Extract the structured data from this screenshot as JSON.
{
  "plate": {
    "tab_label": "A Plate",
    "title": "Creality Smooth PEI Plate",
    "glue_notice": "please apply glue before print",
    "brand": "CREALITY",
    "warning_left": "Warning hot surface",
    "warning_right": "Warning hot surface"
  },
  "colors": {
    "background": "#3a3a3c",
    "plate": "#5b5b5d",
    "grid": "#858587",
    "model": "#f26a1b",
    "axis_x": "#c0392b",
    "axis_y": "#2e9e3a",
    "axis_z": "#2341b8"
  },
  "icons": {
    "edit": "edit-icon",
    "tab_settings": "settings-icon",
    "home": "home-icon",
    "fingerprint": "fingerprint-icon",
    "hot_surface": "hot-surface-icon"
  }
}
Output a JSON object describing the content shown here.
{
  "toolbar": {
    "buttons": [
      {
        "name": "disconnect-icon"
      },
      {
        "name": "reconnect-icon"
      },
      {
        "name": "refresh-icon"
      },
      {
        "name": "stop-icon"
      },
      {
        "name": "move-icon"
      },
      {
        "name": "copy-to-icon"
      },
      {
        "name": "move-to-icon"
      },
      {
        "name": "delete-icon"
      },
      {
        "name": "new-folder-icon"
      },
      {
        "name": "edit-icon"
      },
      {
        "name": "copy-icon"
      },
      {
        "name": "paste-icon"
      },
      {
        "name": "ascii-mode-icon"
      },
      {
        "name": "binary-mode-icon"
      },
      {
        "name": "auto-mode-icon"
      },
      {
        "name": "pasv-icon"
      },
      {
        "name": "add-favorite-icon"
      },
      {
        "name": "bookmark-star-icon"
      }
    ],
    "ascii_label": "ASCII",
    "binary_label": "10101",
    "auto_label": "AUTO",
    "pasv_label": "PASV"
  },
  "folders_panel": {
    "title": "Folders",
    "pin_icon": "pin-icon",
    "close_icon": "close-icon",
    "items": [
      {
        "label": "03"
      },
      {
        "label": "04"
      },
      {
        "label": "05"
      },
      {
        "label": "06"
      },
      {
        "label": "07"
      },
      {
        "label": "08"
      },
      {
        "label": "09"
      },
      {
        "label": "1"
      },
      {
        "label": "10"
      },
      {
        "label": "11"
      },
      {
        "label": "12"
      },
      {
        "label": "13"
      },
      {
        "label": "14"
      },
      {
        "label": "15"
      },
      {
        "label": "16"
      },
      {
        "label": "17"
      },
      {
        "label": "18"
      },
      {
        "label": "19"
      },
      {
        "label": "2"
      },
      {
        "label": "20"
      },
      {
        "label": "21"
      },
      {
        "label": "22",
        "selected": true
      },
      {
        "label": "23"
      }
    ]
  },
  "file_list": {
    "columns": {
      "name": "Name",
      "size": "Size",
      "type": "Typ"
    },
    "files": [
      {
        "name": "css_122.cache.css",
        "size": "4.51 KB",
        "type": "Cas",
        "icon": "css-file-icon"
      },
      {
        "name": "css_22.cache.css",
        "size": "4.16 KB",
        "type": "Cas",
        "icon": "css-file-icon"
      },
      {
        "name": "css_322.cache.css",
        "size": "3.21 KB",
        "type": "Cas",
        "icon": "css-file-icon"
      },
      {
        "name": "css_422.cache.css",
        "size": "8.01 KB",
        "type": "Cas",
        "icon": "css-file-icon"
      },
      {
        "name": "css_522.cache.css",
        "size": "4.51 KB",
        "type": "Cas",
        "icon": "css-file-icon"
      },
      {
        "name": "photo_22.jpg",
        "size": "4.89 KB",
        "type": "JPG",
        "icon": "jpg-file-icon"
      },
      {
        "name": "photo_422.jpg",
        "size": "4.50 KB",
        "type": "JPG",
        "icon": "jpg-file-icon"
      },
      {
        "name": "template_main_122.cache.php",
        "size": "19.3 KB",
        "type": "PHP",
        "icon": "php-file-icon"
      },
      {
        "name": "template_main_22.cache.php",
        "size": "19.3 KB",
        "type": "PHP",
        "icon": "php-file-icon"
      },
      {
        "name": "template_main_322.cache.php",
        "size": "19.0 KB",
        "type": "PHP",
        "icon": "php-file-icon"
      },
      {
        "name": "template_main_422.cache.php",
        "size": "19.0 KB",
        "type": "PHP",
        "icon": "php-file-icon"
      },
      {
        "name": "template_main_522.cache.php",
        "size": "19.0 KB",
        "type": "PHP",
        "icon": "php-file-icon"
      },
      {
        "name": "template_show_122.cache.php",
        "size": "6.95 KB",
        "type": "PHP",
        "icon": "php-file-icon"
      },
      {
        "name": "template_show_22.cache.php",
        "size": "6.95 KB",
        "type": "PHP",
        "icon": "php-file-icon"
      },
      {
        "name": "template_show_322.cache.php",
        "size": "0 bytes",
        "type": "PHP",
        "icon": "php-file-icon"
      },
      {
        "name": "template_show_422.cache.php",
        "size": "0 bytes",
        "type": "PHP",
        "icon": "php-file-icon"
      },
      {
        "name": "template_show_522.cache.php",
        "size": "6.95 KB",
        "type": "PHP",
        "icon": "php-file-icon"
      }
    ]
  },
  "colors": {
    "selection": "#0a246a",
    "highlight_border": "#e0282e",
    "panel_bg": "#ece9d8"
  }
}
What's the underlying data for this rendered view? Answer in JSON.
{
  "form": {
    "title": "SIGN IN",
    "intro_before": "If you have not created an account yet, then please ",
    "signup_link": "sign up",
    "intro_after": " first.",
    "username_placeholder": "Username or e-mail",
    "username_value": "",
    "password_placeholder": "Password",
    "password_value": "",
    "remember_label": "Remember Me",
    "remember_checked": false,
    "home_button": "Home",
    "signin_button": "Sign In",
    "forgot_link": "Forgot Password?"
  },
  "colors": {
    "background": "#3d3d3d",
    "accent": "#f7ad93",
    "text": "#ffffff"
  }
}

--------------------------------------------------

= Exercise aim =
Check every line of the data above for the string "title", and copy those that have it.

= Finished task =
    "title": "Creality Smooth PEI Plate",
    "title": "Folders",
    "title": "SIGN IN",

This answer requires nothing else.